WHAT IS NEEDED:
Give the entries again, word for word.
>>>
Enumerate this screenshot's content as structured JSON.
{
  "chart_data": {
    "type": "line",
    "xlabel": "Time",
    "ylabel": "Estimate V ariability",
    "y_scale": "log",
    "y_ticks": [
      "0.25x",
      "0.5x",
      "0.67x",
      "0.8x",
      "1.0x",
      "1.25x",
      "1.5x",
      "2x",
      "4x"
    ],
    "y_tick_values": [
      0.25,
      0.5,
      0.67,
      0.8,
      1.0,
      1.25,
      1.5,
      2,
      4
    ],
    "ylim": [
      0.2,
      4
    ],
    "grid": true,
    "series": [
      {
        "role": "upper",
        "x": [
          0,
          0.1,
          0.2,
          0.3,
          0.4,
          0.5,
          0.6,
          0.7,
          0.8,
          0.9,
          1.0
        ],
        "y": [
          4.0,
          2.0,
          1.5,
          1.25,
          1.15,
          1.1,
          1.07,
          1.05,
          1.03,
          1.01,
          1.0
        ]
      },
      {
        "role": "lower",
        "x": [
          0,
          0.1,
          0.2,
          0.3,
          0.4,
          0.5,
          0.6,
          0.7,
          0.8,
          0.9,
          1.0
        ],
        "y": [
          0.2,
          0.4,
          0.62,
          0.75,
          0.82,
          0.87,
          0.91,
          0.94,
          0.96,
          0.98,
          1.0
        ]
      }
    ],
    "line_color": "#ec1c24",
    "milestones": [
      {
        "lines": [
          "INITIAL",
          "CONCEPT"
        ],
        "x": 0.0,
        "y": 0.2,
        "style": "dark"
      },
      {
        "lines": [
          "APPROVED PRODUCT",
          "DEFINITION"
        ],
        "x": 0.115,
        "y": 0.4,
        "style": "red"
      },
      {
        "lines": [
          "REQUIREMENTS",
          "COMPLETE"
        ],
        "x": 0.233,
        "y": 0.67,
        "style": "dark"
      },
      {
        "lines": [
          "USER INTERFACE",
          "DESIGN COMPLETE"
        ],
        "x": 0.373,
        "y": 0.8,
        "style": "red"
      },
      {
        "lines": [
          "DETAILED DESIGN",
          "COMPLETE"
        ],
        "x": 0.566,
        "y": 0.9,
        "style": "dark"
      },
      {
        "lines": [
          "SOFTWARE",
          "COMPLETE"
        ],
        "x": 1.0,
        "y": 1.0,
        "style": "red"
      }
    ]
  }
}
<<<
RESULT FOR THIS TASK:
Enumerate this screenshot's content as structured JSON.
{
  "chart_data": {
    "type": "line",
    "xlabel": "Time",
    "ylabel": "Estimate V ariability",
    "y_scale": "log",
    "y_ticks": [
      "0.25x",
      "0.5x",
      "0.67x",
      "0.8x",
      "1.0x",
      "1.25x",
      "1.5x",
      "2x",
      "4x"
    ],
    "y_tick_values": [
      0.25,
      0.5,
      0.67,
      0.8,
      1.0,
      1.25,
      1.5,
      2,
      4
    ],
    "ylim": [
      0.2,
      4
    ],
    "grid": true,
    "series": [
      {
        "role": "upper",
        "x": [
          0,
          0.1,
          0.2,
          0.3,
          0.4,
          0.5,
          0.6,
          0.7,
          0.8,
          0.9,
          1.0
        ],
        "y": [
          4.0,
          2.0,
          1.5,
          1.25,
          1.15,
          1.1,
          1.07,
          1.05,
          1.03,
          1.01,
          1.0
        ]
      },
      {
        "role": "lower",
        "x": [
          0,
          0.1,
          0.2,
          0.3,
          0.4,
          0.5,
          0.6,
          0.7,
          0.8,
          0.9,
          1.0
        ],
        "y": [
          0.2,
          0.4,
          0.62,
          0.75,
          0.82,
          0.87,
          0.91,
          0.94,
          0.96,
          0.98,
          1.0
        ]
      }
    ],
    "line_color": "#ec1c24",
    "milestones": [
      {
        "lines": [
          "INITIAL",
          "CONCEPT"
        ],
        "x": 0.0,
        "y": 0.2,
        "style": "dark"
      },
      {
        "lines": [
          "APPROVED PRODUCT",
          "DEFINITION"
        ],
        "x": 0.115,
        "y": 0.4,
        "style": "red"
      },
      {
        "lines": [
          "REQUIREMENTS",
          "COMPLETE"
        ],
        "x": 0.233,
        "y": 0.67,
        "style": "dark"
      },
      {
        "lines": [
          "USER INTERFACE",
          "DESIGN COMPLETE"
        ],
        "x": 0.373,
        "y": 0.8,
        "style": "red"
      },
      {
        "lines": [
          "DETAILED DESIGN",
          "COMPLETE"
        ],
        "x": 0.566,
        "y": 0.9,
        "style": "dark"
      },
      {
        "lines": [
          "SOFTWARE",
          "COMPLETE"
        ],
        "x": 1.0,
        "y": 1.0,
        "style": "red"
      }
    ]
  }
}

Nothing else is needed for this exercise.